■ TASK STATEMENT
Below are some records. Pull every line that contains the word "Департамента".

(Rows from a dataset)
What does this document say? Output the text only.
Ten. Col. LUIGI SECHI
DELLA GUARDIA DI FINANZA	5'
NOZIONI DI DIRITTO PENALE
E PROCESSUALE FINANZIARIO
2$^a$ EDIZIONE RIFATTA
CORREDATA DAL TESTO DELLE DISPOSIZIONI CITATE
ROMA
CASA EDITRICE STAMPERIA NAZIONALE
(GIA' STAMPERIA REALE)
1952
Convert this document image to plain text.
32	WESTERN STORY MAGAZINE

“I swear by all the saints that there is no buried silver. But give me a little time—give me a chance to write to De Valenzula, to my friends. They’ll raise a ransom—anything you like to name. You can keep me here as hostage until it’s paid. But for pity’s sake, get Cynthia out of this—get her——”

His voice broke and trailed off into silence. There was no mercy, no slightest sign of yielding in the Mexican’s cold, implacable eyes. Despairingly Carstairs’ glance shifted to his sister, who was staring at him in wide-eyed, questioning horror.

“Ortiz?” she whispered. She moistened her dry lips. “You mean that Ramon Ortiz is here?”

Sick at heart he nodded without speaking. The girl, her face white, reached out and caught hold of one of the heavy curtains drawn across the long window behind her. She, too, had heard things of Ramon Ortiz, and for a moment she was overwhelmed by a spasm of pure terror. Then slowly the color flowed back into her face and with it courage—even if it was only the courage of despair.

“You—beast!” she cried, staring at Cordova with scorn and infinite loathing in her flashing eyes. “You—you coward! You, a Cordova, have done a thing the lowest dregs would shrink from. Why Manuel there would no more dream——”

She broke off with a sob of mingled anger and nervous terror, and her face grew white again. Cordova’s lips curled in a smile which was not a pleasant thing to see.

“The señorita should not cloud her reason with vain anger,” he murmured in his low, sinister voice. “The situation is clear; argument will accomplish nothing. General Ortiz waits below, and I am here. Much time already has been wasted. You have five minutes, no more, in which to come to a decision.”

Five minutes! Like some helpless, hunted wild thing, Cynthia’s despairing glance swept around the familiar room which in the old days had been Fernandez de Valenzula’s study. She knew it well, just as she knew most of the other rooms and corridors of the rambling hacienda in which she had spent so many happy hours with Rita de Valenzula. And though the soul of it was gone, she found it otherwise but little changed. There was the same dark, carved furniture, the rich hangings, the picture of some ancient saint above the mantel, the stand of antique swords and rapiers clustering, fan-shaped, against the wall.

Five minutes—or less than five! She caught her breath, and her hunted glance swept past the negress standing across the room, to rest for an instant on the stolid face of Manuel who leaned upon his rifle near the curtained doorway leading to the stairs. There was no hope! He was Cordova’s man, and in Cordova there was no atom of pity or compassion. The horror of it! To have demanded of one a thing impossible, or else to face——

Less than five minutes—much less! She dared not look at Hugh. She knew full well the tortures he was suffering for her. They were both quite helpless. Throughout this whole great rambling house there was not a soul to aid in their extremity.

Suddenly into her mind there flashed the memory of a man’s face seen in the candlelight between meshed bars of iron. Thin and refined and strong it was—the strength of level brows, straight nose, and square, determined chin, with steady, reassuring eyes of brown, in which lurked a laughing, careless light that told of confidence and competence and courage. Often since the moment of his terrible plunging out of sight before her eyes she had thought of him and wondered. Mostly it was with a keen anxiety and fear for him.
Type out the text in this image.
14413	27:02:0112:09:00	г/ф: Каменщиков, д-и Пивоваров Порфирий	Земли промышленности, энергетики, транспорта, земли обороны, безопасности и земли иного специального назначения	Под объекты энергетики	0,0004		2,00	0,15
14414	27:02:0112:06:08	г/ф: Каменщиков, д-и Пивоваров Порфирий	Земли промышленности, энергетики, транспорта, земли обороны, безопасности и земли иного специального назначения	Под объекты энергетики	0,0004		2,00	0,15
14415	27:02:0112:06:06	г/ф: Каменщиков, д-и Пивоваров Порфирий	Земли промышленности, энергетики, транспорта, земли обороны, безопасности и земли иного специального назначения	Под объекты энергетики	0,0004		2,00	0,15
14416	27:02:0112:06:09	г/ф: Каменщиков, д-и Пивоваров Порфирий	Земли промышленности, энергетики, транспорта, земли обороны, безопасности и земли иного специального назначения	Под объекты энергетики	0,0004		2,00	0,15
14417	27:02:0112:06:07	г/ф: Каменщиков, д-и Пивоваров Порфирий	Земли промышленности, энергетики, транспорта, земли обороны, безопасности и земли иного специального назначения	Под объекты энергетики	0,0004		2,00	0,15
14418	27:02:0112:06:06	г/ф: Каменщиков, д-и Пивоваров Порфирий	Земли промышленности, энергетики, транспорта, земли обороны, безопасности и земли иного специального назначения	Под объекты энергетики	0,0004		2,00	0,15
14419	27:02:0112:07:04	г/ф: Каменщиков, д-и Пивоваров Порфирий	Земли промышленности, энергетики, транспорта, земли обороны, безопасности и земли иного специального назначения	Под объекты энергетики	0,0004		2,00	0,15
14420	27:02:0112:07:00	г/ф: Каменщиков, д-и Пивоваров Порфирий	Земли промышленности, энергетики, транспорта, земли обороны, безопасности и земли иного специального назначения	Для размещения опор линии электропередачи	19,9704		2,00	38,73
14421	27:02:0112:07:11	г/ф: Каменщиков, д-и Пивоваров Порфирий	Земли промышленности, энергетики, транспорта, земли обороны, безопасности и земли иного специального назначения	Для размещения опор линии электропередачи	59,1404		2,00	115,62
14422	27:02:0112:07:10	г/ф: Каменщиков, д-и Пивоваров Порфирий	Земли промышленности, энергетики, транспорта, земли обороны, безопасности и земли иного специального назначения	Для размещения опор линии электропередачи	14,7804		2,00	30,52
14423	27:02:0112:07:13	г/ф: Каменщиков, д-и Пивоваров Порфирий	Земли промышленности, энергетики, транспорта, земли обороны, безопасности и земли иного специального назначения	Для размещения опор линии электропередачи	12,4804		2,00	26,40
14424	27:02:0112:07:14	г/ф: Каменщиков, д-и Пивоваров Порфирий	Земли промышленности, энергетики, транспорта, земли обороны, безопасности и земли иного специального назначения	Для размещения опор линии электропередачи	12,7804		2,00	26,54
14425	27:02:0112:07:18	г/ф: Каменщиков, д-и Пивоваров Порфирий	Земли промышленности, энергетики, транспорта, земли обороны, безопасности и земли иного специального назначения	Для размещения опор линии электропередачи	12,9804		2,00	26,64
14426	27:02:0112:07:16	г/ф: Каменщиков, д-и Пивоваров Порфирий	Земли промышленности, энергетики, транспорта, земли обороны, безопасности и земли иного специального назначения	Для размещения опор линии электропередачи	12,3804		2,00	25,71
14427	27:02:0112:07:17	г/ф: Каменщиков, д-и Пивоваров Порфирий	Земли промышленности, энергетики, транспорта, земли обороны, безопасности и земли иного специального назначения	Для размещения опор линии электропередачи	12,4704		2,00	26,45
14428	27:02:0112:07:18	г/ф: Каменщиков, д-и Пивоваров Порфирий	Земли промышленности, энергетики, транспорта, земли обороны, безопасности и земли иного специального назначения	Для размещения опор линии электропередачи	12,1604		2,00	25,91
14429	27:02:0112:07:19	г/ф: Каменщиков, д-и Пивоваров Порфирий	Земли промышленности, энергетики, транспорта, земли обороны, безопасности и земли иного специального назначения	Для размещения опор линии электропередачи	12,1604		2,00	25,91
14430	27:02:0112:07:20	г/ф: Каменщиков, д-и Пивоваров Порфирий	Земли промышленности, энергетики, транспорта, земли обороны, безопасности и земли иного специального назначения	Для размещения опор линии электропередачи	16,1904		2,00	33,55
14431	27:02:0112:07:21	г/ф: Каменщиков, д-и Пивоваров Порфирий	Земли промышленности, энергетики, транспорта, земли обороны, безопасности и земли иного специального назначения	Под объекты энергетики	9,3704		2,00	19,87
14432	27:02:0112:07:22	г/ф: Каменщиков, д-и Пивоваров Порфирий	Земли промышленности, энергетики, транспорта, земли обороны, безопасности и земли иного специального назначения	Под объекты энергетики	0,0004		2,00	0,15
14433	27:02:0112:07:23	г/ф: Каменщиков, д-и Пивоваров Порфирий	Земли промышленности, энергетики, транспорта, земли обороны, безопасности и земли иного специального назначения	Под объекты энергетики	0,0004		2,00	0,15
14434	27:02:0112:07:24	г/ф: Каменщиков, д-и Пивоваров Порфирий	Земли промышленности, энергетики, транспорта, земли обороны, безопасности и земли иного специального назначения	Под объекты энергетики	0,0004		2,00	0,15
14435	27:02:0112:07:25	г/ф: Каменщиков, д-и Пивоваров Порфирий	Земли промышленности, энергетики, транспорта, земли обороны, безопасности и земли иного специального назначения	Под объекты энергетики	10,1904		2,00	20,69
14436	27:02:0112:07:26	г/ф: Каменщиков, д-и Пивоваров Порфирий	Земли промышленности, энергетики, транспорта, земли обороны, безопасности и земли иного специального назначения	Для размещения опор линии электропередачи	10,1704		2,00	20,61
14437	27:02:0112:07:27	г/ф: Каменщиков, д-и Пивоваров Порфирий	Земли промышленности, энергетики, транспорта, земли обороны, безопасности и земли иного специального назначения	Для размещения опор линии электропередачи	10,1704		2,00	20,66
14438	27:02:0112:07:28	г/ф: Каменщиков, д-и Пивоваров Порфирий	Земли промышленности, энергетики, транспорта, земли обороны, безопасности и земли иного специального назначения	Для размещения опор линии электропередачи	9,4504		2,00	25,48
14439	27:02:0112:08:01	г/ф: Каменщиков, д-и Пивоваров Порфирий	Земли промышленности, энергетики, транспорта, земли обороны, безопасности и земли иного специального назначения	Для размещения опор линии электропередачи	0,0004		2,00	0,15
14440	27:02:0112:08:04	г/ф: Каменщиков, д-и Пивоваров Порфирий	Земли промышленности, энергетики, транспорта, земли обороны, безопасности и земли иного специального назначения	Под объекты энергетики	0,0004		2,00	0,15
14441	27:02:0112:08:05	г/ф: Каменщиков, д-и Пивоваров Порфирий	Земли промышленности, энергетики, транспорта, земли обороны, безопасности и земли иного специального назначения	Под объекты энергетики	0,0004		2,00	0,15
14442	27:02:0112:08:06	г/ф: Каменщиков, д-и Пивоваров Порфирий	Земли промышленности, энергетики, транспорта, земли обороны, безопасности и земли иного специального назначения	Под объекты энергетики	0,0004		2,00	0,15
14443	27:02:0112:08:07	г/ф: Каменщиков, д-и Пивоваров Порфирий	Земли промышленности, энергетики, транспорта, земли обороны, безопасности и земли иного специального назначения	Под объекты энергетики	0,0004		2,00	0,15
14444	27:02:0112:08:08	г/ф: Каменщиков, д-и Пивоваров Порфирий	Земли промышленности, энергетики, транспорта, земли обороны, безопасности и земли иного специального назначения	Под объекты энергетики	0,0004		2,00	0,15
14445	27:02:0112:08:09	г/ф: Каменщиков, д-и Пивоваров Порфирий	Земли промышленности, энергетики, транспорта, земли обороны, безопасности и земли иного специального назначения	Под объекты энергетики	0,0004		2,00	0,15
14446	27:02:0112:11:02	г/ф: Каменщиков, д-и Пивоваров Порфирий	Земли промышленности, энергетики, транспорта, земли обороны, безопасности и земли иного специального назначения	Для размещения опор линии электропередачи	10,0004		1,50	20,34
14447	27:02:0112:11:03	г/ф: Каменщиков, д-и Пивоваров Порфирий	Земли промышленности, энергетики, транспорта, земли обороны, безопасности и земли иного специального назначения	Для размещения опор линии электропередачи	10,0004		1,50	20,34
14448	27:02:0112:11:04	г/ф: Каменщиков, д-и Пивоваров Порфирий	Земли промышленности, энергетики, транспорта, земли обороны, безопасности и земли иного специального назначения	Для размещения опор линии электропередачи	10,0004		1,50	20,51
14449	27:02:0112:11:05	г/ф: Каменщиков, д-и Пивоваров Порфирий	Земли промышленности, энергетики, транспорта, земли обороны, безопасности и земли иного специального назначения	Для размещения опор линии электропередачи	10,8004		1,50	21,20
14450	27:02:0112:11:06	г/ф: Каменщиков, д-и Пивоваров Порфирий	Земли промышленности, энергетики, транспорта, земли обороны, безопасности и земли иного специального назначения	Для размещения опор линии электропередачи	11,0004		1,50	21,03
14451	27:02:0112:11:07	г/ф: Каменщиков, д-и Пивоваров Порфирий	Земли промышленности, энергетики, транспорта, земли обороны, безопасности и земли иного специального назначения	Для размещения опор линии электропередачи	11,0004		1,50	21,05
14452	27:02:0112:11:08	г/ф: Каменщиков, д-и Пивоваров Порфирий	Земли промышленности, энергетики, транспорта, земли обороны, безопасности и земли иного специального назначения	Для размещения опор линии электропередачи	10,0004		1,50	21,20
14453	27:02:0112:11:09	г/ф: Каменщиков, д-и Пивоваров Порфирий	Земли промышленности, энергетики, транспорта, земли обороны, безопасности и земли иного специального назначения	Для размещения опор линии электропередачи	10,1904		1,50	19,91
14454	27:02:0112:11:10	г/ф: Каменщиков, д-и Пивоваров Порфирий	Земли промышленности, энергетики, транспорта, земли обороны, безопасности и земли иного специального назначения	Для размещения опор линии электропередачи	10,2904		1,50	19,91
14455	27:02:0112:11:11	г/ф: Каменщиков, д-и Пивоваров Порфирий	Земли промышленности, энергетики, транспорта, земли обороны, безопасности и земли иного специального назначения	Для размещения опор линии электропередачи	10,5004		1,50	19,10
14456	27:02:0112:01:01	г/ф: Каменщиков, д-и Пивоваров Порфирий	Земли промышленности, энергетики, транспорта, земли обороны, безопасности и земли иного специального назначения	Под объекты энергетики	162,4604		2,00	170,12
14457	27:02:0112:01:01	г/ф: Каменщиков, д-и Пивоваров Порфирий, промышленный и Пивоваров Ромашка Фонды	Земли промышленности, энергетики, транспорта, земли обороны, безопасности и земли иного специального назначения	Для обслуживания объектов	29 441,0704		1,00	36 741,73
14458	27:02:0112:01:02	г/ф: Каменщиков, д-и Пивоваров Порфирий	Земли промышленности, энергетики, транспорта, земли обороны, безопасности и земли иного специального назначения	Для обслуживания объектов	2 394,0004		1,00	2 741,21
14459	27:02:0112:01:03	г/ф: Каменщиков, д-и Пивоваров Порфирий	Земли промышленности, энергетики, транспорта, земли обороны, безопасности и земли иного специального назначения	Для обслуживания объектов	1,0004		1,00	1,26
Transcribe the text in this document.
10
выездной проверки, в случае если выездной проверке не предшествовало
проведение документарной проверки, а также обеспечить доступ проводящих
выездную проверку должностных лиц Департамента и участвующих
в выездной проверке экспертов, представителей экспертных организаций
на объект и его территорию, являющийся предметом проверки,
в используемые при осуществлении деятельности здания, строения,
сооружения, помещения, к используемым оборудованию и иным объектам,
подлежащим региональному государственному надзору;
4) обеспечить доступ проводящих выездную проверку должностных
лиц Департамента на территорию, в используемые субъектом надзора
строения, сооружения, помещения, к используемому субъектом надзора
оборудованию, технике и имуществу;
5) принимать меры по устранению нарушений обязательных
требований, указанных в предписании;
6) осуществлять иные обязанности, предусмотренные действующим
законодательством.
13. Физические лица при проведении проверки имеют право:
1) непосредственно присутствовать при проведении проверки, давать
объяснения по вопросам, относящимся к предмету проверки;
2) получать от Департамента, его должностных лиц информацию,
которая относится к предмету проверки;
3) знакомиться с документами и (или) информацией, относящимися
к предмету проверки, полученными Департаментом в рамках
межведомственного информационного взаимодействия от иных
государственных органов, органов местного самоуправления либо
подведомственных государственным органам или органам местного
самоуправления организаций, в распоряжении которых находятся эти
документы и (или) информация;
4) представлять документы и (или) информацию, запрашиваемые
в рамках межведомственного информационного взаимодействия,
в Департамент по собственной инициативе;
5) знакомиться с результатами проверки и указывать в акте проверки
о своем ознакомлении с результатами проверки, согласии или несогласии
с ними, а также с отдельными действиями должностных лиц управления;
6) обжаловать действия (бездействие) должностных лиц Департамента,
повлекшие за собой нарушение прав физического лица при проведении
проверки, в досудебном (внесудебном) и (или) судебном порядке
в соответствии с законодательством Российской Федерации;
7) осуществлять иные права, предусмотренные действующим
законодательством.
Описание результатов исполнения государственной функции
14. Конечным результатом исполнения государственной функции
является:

■ OUTPUT OF THE EXERCISE
выездную проверку должностных лиц Департамента и участвующих
лиц Департамента на территорию, в используемые субъектом надзора
2) получать от Департамента, его должностных лиц информацию,
6) обжаловать действия (бездействие) должностных лиц Департамента,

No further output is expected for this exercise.